Select, from the data, each line where "Gelatina" occurs.

Saved entries =

<<<<

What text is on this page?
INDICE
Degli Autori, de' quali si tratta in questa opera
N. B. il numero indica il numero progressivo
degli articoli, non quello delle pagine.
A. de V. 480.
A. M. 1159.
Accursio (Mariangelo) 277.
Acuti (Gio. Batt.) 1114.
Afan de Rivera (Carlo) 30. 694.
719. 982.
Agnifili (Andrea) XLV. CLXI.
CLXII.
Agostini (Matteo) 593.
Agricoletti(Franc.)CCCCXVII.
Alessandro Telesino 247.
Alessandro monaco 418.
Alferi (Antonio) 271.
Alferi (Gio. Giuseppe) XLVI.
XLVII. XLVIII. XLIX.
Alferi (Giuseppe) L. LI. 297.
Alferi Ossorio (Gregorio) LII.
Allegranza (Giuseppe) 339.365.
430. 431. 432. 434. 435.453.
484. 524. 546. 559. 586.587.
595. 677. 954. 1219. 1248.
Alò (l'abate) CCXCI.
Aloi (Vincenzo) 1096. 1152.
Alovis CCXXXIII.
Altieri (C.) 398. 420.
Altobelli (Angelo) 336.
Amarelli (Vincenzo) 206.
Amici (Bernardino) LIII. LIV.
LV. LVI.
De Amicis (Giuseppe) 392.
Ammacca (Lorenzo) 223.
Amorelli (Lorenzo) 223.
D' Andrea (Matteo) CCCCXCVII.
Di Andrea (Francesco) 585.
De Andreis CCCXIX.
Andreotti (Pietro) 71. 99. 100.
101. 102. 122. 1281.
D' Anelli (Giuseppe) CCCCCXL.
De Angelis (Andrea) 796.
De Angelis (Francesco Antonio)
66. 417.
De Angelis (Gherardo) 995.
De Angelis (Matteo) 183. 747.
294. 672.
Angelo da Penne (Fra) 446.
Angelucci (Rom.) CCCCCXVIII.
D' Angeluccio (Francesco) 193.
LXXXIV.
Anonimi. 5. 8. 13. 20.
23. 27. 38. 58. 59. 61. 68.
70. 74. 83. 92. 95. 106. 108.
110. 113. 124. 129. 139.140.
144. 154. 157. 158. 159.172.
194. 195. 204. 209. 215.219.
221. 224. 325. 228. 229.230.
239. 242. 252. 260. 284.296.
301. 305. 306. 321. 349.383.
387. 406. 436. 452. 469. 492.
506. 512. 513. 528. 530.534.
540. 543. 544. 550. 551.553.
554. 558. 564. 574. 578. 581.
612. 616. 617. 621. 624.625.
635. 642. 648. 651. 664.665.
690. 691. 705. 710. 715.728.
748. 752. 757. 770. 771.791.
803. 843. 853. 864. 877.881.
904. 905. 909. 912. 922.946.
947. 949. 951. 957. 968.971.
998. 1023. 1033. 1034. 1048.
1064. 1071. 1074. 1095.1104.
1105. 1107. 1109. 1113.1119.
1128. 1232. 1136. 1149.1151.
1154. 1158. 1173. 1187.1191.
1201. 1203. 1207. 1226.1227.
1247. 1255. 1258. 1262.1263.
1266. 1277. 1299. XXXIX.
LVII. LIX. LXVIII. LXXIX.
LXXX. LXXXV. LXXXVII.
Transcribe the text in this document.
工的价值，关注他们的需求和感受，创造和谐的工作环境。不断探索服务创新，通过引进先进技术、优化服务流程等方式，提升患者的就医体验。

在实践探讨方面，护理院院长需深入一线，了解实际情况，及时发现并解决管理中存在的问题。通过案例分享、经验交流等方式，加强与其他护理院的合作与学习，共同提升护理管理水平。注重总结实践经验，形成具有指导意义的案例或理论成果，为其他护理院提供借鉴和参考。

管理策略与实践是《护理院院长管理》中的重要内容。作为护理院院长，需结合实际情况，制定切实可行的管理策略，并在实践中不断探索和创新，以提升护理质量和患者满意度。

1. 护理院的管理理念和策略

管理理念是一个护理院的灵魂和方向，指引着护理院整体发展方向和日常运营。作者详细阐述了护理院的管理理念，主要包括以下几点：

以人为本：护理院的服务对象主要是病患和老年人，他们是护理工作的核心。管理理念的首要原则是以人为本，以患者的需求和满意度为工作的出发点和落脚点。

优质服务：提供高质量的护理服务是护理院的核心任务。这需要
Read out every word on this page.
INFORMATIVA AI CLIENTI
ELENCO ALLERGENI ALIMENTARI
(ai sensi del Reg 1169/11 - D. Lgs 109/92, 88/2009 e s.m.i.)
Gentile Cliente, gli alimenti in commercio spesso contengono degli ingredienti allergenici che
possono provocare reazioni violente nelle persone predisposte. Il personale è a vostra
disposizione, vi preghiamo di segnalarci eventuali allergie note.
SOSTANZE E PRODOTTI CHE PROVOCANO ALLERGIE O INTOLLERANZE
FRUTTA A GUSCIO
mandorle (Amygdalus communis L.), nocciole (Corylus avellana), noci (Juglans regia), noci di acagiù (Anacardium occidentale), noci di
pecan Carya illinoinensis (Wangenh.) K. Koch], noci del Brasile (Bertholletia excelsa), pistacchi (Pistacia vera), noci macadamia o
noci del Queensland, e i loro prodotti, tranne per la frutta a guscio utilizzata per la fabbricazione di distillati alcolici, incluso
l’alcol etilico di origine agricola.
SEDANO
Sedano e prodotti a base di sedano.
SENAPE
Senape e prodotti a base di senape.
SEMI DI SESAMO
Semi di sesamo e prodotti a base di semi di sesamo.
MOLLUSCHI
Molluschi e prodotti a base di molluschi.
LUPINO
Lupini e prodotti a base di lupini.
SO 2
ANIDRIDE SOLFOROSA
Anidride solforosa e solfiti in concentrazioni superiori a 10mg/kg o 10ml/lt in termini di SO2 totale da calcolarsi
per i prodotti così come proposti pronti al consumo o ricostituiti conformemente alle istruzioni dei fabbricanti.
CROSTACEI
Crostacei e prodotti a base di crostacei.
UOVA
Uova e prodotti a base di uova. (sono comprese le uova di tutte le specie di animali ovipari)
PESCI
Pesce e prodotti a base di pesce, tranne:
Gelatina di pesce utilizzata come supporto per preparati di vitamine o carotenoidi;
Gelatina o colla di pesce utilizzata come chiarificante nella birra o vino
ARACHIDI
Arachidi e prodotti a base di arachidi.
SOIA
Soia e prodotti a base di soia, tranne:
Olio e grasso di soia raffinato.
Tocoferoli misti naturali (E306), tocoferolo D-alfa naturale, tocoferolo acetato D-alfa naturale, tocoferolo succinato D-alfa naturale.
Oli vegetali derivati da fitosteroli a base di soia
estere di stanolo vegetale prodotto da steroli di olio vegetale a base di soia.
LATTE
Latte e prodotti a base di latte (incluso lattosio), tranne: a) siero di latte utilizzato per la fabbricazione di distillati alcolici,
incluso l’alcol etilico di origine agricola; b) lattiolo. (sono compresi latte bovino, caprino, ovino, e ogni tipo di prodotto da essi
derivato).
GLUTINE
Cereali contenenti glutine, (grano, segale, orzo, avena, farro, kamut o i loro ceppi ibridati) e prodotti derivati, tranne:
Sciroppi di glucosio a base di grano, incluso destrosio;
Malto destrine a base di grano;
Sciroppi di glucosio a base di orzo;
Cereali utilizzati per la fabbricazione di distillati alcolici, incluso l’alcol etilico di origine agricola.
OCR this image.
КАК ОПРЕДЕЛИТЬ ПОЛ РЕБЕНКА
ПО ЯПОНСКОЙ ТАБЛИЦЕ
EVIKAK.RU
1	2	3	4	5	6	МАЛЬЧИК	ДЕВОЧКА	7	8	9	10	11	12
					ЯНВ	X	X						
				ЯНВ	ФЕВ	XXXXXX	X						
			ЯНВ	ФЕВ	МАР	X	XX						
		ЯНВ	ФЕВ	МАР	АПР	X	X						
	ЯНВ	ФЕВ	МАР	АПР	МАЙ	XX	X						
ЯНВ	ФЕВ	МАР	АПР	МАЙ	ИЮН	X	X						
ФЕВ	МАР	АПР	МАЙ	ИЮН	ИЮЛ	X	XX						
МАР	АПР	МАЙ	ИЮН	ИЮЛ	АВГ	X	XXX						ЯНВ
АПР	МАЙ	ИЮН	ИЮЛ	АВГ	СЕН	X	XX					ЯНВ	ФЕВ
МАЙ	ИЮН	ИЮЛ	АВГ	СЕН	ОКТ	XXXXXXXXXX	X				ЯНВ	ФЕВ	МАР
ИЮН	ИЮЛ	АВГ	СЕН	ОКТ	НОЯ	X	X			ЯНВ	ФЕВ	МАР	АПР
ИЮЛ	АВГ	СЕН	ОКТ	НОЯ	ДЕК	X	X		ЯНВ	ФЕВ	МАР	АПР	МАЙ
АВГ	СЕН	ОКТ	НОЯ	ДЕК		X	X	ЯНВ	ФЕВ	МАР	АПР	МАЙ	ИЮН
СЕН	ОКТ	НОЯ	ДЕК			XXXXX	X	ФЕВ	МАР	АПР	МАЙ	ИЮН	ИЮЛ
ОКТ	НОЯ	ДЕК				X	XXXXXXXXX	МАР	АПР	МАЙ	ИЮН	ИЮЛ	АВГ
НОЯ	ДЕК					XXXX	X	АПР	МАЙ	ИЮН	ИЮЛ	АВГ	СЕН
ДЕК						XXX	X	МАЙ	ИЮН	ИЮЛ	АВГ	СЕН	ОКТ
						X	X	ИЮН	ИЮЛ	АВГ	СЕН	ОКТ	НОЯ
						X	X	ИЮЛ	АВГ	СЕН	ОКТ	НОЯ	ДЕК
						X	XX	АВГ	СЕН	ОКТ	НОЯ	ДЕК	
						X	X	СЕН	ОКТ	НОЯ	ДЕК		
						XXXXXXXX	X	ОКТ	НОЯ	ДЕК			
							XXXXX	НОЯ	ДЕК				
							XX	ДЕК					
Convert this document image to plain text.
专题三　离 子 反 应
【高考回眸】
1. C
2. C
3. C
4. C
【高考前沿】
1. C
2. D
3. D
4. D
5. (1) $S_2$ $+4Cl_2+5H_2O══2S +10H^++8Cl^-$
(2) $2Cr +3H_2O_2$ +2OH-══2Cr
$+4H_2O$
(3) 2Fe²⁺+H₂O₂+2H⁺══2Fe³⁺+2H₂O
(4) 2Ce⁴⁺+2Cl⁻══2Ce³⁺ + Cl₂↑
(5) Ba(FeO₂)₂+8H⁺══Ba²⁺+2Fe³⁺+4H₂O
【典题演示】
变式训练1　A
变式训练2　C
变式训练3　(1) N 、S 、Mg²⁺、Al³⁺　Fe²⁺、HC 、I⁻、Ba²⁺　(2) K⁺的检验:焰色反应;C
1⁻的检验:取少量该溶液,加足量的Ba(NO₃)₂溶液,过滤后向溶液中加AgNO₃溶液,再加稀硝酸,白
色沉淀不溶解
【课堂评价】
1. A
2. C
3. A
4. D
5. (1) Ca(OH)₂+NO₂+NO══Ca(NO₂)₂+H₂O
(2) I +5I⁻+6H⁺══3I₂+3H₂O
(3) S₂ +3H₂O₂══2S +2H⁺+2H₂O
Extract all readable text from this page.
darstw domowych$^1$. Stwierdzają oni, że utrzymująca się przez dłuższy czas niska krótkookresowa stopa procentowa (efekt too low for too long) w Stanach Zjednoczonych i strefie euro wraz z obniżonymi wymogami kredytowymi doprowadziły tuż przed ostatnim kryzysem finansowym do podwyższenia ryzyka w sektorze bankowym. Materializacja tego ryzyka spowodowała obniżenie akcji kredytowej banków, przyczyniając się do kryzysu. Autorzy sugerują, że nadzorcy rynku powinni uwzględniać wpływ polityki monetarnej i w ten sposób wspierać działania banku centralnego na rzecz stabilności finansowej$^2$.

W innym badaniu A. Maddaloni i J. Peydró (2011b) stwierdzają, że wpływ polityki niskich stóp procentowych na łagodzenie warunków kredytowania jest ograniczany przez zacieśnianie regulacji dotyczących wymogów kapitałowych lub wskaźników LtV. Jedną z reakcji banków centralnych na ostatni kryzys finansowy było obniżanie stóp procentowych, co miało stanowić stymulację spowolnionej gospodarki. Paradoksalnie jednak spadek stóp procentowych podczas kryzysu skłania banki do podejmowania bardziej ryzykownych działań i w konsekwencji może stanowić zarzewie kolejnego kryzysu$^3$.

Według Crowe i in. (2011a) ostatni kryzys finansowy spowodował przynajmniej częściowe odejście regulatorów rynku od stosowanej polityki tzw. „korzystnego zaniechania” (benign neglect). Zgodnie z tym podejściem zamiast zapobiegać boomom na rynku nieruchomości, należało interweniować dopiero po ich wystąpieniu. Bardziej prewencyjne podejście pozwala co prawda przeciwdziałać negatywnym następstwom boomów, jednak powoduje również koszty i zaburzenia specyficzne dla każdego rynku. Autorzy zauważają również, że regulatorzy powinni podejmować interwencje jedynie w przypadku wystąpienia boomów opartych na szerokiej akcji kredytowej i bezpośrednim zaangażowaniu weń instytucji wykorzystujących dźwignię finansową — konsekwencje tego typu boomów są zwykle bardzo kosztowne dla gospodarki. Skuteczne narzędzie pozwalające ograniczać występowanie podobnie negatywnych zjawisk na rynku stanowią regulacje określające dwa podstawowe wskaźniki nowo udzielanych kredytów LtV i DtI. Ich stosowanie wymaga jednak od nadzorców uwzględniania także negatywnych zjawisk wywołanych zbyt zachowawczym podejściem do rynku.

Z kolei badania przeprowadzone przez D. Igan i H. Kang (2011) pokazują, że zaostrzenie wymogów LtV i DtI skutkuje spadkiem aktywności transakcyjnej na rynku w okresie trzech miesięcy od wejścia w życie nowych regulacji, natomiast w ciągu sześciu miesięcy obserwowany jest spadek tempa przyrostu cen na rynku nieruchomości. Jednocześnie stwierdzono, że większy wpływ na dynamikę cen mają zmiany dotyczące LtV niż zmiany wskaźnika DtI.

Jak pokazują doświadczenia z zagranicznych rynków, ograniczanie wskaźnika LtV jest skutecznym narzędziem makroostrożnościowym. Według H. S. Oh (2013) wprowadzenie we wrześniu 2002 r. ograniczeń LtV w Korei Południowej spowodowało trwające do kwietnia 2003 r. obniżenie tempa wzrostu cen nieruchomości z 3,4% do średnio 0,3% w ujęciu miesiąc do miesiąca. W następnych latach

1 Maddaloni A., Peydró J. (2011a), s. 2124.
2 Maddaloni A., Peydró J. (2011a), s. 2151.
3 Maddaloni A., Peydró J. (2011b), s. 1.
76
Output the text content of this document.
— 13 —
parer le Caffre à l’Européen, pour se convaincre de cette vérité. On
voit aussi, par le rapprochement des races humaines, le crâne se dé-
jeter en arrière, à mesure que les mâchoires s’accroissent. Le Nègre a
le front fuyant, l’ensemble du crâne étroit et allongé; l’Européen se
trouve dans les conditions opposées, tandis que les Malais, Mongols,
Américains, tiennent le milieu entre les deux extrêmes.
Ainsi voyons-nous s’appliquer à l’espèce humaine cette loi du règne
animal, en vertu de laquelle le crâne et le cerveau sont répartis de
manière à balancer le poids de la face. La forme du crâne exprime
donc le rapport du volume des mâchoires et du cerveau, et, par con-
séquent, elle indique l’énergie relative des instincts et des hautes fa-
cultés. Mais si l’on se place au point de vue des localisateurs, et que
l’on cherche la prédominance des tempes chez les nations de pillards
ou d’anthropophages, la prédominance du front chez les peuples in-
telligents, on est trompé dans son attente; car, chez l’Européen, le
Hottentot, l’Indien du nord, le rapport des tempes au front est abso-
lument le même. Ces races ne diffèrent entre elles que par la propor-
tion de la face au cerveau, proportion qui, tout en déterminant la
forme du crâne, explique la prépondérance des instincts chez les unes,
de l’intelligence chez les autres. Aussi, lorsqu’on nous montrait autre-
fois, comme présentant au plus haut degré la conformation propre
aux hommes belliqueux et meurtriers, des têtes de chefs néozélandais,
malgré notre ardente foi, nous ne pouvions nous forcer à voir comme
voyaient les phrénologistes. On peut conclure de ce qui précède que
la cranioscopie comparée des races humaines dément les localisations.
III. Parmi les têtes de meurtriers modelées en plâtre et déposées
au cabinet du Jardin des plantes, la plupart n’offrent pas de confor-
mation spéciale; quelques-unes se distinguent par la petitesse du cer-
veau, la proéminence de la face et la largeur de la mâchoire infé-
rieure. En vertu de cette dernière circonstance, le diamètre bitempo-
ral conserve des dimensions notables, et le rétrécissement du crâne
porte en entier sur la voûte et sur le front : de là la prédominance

>>>>

Exercise solution =
Gelatina di pesce utilizzata come supporto per preparati di vitamine o carotenoidi;
Gelatina o colla di pesce utilizzata come chiarificante nella birra o vino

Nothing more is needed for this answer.